◆ **INFORMATION SHOWN**
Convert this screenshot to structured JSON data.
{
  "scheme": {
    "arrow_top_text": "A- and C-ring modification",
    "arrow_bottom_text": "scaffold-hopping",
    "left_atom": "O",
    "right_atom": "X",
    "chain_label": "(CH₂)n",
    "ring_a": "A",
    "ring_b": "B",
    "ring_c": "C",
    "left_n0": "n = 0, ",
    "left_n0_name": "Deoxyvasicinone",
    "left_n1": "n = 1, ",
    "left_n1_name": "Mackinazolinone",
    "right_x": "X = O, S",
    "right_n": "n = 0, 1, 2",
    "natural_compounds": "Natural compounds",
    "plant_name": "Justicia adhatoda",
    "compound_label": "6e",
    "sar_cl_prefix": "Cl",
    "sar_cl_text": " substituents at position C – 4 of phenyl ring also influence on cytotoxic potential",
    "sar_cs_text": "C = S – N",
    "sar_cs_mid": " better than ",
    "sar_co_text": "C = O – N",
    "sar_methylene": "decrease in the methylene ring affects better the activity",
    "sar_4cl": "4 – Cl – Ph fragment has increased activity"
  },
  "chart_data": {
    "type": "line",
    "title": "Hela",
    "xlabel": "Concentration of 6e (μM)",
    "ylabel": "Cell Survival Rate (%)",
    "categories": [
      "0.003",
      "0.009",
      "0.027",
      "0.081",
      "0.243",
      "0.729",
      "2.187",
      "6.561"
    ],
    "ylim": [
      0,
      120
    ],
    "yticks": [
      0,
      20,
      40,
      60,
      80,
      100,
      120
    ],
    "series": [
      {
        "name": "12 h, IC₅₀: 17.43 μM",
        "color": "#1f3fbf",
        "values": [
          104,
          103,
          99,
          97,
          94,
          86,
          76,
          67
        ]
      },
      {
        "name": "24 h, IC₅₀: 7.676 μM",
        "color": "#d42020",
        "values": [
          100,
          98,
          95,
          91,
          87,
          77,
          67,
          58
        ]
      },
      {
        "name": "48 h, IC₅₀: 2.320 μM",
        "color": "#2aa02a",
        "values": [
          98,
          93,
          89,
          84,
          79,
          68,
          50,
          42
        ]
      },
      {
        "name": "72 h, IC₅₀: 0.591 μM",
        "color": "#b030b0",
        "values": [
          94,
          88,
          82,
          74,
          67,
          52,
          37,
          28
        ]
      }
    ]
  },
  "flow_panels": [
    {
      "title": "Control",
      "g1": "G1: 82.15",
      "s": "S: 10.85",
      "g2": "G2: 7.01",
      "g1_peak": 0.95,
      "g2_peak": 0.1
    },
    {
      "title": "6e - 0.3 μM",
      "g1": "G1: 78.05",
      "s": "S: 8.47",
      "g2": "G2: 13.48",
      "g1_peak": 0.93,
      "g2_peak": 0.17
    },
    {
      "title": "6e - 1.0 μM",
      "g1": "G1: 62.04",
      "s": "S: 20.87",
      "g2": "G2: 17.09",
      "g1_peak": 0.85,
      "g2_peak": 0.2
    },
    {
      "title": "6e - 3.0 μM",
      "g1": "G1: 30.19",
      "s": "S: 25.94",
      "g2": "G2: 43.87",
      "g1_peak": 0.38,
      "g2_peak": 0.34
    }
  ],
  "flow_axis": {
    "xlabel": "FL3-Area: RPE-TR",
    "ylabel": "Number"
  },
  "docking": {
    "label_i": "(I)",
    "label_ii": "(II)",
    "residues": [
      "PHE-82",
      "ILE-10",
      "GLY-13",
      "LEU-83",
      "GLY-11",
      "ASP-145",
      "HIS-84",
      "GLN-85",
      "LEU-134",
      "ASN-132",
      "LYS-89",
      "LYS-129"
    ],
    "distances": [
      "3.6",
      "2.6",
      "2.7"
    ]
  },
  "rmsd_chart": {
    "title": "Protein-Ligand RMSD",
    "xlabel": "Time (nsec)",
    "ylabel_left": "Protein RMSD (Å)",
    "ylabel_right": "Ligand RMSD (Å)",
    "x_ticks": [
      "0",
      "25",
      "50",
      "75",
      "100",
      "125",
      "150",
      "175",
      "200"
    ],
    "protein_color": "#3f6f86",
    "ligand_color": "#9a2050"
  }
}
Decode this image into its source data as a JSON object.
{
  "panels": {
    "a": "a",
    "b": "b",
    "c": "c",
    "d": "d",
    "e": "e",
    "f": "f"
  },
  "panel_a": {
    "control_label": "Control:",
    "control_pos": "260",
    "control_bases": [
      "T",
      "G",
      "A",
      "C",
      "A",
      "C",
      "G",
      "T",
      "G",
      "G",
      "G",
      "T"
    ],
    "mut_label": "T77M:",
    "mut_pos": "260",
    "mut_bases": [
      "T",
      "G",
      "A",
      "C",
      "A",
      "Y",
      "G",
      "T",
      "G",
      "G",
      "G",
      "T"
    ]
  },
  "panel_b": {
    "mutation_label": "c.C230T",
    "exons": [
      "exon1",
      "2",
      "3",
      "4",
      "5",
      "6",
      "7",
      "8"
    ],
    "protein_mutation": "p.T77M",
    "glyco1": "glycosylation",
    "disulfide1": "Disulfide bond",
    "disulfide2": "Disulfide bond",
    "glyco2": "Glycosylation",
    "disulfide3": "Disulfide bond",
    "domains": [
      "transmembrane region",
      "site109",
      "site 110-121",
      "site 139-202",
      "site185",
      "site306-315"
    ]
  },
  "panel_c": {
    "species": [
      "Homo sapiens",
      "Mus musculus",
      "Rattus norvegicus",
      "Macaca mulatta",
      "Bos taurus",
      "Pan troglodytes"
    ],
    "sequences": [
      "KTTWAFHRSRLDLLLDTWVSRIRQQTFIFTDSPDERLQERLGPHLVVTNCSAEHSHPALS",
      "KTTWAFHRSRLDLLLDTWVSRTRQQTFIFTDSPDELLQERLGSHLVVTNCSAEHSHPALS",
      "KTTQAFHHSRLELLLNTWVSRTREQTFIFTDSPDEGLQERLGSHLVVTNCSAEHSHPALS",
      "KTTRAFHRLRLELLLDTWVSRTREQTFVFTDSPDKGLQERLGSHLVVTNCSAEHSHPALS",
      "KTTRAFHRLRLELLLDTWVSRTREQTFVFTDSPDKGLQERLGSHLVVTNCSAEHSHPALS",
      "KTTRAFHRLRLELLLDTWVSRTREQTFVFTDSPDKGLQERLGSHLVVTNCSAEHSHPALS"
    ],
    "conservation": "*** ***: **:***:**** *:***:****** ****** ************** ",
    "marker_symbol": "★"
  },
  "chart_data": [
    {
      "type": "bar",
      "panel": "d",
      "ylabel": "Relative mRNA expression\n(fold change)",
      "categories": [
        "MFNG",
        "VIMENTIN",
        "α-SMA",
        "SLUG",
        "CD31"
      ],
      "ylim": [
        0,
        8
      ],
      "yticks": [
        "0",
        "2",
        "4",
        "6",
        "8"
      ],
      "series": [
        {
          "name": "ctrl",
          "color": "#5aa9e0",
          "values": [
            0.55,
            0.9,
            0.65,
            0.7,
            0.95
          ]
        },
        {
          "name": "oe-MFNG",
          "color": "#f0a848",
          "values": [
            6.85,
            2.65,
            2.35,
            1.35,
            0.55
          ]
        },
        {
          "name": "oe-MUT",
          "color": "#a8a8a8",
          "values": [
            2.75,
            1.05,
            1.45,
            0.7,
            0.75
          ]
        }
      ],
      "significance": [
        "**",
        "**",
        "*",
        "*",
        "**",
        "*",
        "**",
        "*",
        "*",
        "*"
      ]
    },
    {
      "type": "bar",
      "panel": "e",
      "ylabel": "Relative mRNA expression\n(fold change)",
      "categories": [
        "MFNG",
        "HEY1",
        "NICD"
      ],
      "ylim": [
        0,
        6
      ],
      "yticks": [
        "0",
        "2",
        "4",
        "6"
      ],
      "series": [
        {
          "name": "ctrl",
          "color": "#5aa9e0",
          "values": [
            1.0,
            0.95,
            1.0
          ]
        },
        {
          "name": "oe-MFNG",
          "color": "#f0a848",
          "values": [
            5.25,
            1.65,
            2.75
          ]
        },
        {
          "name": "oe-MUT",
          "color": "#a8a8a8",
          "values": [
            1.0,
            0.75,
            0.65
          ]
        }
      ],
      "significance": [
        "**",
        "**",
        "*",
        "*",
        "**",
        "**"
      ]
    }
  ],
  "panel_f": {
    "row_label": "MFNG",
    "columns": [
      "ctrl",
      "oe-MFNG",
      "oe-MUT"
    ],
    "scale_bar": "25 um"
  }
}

◆ **ABOUT THIS TASK**
The lines you need are those holding the word "Disulfide"; copy each of them from the material above.

◆ **RESULT OF THIS EXERCISE**
    "disulfide1": "Disulfide bond",
    "disulfide2": "Disulfide bond",
    "disulfide3": "Disulfide bond",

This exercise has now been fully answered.